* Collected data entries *
──────

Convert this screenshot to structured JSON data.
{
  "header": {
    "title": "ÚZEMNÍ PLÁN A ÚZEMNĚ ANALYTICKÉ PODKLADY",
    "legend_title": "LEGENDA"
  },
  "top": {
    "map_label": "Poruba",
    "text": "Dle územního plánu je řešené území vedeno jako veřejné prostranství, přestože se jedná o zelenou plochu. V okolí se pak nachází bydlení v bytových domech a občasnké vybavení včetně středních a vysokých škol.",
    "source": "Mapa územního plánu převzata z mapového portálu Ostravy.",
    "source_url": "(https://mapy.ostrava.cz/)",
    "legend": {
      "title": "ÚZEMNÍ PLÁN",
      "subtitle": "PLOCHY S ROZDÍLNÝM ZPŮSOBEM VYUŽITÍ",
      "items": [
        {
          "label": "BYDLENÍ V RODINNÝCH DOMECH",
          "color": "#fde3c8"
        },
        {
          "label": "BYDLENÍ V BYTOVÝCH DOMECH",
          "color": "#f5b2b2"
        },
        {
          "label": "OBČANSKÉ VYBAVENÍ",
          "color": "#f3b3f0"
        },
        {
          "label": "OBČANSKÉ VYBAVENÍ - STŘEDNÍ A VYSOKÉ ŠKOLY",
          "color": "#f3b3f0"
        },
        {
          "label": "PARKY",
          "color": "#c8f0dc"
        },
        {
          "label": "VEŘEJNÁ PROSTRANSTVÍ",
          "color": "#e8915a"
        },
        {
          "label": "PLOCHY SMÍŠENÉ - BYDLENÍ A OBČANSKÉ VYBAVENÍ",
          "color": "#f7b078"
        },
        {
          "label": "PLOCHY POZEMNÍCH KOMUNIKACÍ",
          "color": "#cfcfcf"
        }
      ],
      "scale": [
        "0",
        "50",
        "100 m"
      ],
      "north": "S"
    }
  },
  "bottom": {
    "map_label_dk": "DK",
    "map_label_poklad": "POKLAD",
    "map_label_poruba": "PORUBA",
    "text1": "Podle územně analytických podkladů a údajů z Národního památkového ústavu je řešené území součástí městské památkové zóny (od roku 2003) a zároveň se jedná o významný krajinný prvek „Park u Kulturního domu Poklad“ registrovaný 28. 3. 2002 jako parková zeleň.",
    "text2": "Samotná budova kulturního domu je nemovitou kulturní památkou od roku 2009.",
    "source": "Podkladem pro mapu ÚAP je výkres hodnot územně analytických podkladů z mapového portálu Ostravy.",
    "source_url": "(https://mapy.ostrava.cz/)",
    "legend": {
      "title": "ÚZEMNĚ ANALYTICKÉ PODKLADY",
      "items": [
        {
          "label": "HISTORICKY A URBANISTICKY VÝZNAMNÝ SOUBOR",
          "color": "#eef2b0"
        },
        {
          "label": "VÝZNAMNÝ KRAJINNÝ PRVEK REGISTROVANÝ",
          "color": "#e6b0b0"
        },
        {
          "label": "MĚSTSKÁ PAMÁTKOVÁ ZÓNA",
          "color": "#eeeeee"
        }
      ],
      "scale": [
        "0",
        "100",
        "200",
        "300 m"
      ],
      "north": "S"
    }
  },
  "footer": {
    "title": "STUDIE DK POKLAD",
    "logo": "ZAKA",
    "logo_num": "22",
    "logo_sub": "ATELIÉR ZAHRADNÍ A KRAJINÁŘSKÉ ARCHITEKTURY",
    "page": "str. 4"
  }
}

──────

Extract each entry in full and write it down exactly.

* Solution to this problem *
Convert this screenshot to structured JSON data.
{
  "header": {
    "title": "ÚZEMNÍ PLÁN A ÚZEMNĚ ANALYTICKÉ PODKLADY",
    "legend_title": "LEGENDA"
  },
  "top": {
    "map_label": "Poruba",
    "text": "Dle územního plánu je řešené území vedeno jako veřejné prostranství, přestože se jedná o zelenou plochu. V okolí se pak nachází bydlení v bytových domech a občasnké vybavení včetně středních a vysokých škol.",
    "source": "Mapa územního plánu převzata z mapového portálu Ostravy.",
    "source_url": "(https://mapy.ostrava.cz/)",
    "legend": {
      "title": "ÚZEMNÍ PLÁN",
      "subtitle": "PLOCHY S ROZDÍLNÝM ZPŮSOBEM VYUŽITÍ",
      "items": [
        {
          "label": "BYDLENÍ V RODINNÝCH DOMECH",
          "color": "#fde3c8"
        },
        {
          "label": "BYDLENÍ V BYTOVÝCH DOMECH",
          "color": "#f5b2b2"
        },
        {
          "label": "OBČANSKÉ VYBAVENÍ",
          "color": "#f3b3f0"
        },
        {
          "label": "OBČANSKÉ VYBAVENÍ - STŘEDNÍ A VYSOKÉ ŠKOLY",
          "color": "#f3b3f0"
        },
        {
          "label": "PARKY",
          "color": "#c8f0dc"
        },
        {
          "label": "VEŘEJNÁ PROSTRANSTVÍ",
          "color": "#e8915a"
        },
        {
          "label": "PLOCHY SMÍŠENÉ - BYDLENÍ A OBČANSKÉ VYBAVENÍ",
          "color": "#f7b078"
        },
        {
          "label": "PLOCHY POZEMNÍCH KOMUNIKACÍ",
          "color": "#cfcfcf"
        }
      ],
      "scale": [
        "0",
        "50",
        "100 m"
      ],
      "north": "S"
    }
  },
  "bottom": {
    "map_label_dk": "DK",
    "map_label_poklad": "POKLAD",
    "map_label_poruba": "PORUBA",
    "text1": "Podle územně analytických podkladů a údajů z Národního památkového ústavu je řešené území součástí městské památkové zóny (od roku 2003) a zároveň se jedná o významný krajinný prvek „Park u Kulturního domu Poklad“ registrovaný 28. 3. 2002 jako parková zeleň.",
    "text2": "Samotná budova kulturního domu je nemovitou kulturní památkou od roku 2009.",
    "source": "Podkladem pro mapu ÚAP je výkres hodnot územně analytických podkladů z mapového portálu Ostravy.",
    "source_url": "(https://mapy.ostrava.cz/)",
    "legend": {
      "title": "ÚZEMNĚ ANALYTICKÉ PODKLADY",
      "items": [
        {
          "label": "HISTORICKY A URBANISTICKY VÝZNAMNÝ SOUBOR",
          "color": "#eef2b0"
        },
        {
          "label": "VÝZNAMNÝ KRAJINNÝ PRVEK REGISTROVANÝ",
          "color": "#e6b0b0"
        },
        {
          "label": "MĚSTSKÁ PAMÁTKOVÁ ZÓNA",
          "color": "#eeeeee"
        }
      ],
      "scale": [
        "0",
        "100",
        "200",
        "300 m"
      ],
      "north": "S"
    }
  },
  "footer": {
    "title": "STUDIE DK POKLAD",
    "logo": "ZAKA",
    "logo_num": "22",
    "logo_sub": "ATELIÉR ZAHRADNÍ A KRAJINÁŘSKÉ ARCHITEKTURY",
    "page": "str. 4"
  }
}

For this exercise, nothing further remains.